# Stated goal
Transcribe every entry word for word, but skip the images.

** start of Data section **

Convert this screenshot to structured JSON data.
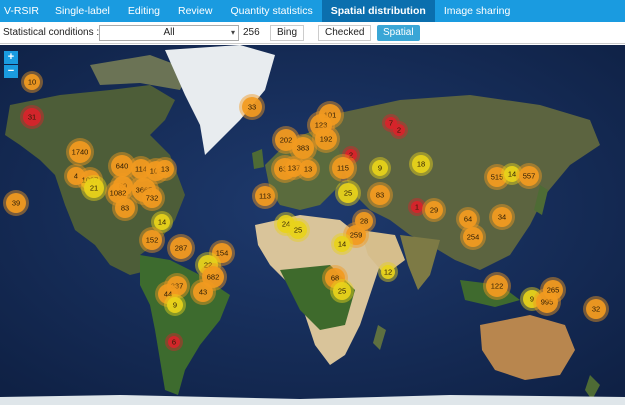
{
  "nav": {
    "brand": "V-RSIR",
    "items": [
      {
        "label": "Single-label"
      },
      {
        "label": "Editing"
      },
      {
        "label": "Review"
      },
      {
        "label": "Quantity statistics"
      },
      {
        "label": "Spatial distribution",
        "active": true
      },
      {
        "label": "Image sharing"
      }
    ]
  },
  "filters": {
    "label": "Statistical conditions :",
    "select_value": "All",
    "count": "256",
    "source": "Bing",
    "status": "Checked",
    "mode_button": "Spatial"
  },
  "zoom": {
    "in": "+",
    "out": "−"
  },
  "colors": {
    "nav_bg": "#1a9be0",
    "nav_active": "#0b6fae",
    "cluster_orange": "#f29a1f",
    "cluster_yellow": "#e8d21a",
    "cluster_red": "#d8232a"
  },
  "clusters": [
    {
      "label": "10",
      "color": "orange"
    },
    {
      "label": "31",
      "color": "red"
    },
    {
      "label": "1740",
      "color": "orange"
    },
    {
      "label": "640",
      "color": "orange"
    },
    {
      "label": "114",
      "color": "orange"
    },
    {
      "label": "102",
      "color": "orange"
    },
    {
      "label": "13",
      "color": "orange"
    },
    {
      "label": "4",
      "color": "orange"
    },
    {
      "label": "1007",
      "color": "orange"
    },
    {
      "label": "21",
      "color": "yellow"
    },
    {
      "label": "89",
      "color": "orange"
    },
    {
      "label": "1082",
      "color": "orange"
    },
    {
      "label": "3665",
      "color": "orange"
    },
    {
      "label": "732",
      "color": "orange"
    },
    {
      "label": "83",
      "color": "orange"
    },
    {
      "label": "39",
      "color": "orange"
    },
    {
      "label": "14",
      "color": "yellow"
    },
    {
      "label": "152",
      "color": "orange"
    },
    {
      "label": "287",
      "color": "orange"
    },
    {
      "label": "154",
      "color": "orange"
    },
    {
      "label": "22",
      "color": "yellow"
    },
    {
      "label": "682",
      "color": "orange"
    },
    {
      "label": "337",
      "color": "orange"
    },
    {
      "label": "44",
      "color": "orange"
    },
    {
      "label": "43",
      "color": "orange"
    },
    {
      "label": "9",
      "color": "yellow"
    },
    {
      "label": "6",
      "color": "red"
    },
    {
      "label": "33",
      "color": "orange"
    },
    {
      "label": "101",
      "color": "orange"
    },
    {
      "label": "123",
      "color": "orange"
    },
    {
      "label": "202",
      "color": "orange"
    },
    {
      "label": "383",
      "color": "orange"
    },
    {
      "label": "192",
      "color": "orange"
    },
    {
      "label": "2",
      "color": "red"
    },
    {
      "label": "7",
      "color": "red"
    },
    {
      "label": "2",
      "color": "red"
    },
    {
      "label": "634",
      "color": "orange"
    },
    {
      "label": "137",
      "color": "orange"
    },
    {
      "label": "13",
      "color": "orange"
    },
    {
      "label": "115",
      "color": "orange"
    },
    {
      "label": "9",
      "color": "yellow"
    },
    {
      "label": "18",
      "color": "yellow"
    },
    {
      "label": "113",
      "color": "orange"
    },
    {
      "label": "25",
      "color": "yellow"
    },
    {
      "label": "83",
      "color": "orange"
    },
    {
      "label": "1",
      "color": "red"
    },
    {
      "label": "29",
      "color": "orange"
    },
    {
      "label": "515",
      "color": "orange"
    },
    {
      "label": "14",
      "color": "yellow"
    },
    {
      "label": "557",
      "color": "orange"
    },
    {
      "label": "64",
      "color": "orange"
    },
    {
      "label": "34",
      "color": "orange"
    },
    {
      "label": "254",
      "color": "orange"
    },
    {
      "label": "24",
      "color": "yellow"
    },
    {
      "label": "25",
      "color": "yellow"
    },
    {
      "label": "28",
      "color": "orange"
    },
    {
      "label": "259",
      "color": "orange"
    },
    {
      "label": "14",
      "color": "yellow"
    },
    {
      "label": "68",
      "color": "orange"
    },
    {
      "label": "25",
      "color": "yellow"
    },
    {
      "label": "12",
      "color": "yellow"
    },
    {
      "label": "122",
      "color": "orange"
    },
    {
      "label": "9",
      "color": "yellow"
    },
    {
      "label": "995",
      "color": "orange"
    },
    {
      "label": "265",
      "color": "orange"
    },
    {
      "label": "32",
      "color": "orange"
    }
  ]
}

** end of Data section **

# Result of the task
Convert this screenshot to structured JSON data.
{
  "nav": {
    "brand": "V-RSIR",
    "items": [
      {
        "label": "Single-label"
      },
      {
        "label": "Editing"
      },
      {
        "label": "Review"
      },
      {
        "label": "Quantity statistics"
      },
      {
        "label": "Spatial distribution",
        "active": true
      },
      {
        "label": "Image sharing"
      }
    ]
  },
  "filters": {
    "label": "Statistical conditions :",
    "select_value": "All",
    "count": "256",
    "source": "Bing",
    "status": "Checked",
    "mode_button": "Spatial"
  },
  "zoom": {
    "in": "+",
    "out": "−"
  },
  "colors": {
    "nav_bg": "#1a9be0",
    "nav_active": "#0b6fae",
    "cluster_orange": "#f29a1f",
    "cluster_yellow": "#e8d21a",
    "cluster_red": "#d8232a"
  },
  "clusters": [
    {
      "label": "10",
      "color": "orange"
    },
    {
      "label": "31",
      "color": "red"
    },
    {
      "label": "1740",
      "color": "orange"
    },
    {
      "label": "640",
      "color": "orange"
    },
    {
      "label": "114",
      "color": "orange"
    },
    {
      "label": "102",
      "color": "orange"
    },
    {
      "label": "13",
      "color": "orange"
    },
    {
      "label": "4",
      "color": "orange"
    },
    {
      "label": "1007",
      "color": "orange"
    },
    {
      "label": "21",
      "color": "yellow"
    },
    {
      "label": "89",
      "color": "orange"
    },
    {
      "label": "1082",
      "color": "orange"
    },
    {
      "label": "3665",
      "color": "orange"
    },
    {
      "label": "732",
      "color": "orange"
    },
    {
      "label": "83",
      "color": "orange"
    },
    {
      "label": "39",
      "color": "orange"
    },
    {
      "label": "14",
      "color": "yellow"
    },
    {
      "label": "152",
      "color": "orange"
    },
    {
      "label": "287",
      "color": "orange"
    },
    {
      "label": "154",
      "color": "orange"
    },
    {
      "label": "22",
      "color": "yellow"
    },
    {
      "label": "682",
      "color": "orange"
    },
    {
      "label": "337",
      "color": "orange"
    },
    {
      "label": "44",
      "color": "orange"
    },
    {
      "label": "43",
      "color": "orange"
    },
    {
      "label": "9",
      "color": "yellow"
    },
    {
      "label": "6",
      "color": "red"
    },
    {
      "label": "33",
      "color": "orange"
    },
    {
      "label": "101",
      "color": "orange"
    },
    {
      "label": "123",
      "color": "orange"
    },
    {
      "label": "202",
      "color": "orange"
    },
    {
      "label": "383",
      "color": "orange"
    },
    {
      "label": "192",
      "color": "orange"
    },
    {
      "label": "2",
      "color": "red"
    },
    {
      "label": "7",
      "color": "red"
    },
    {
      "label": "2",
      "color": "red"
    },
    {
      "label": "634",
      "color": "orange"
    },
    {
      "label": "137",
      "color": "orange"
    },
    {
      "label": "13",
      "color": "orange"
    },
    {
      "label": "115",
      "color": "orange"
    },
    {
      "label": "9",
      "color": "yellow"
    },
    {
      "label": "18",
      "color": "yellow"
    },
    {
      "label": "113",
      "color": "orange"
    },
    {
      "label": "25",
      "color": "yellow"
    },
    {
      "label": "83",
      "color": "orange"
    },
    {
      "label": "1",
      "color": "red"
    },
    {
      "label": "29",
      "color": "orange"
    },
    {
      "label": "515",
      "color": "orange"
    },
    {
      "label": "14",
      "color": "yellow"
    },
    {
      "label": "557",
      "color": "orange"
    },
    {
      "label": "64",
      "color": "orange"
    },
    {
      "label": "34",
      "color": "orange"
    },
    {
      "label": "254",
      "color": "orange"
    },
    {
      "label": "24",
      "color": "yellow"
    },
    {
      "label": "25",
      "color": "yellow"
    },
    {
      "label": "28",
      "color": "orange"
    },
    {
      "label": "259",
      "color": "orange"
    },
    {
      "label": "14",
      "color": "yellow"
    },
    {
      "label": "68",
      "color": "orange"
    },
    {
      "label": "25",
      "color": "yellow"
    },
    {
      "label": "12",
      "color": "yellow"
    },
    {
      "label": "122",
      "color": "orange"
    },
    {
      "label": "9",
      "color": "yellow"
    },
    {
      "label": "995",
      "color": "orange"
    },
    {
      "label": "265",
      "color": "orange"
    },
    {
      "label": "32",
      "color": "orange"
    }
  ]
}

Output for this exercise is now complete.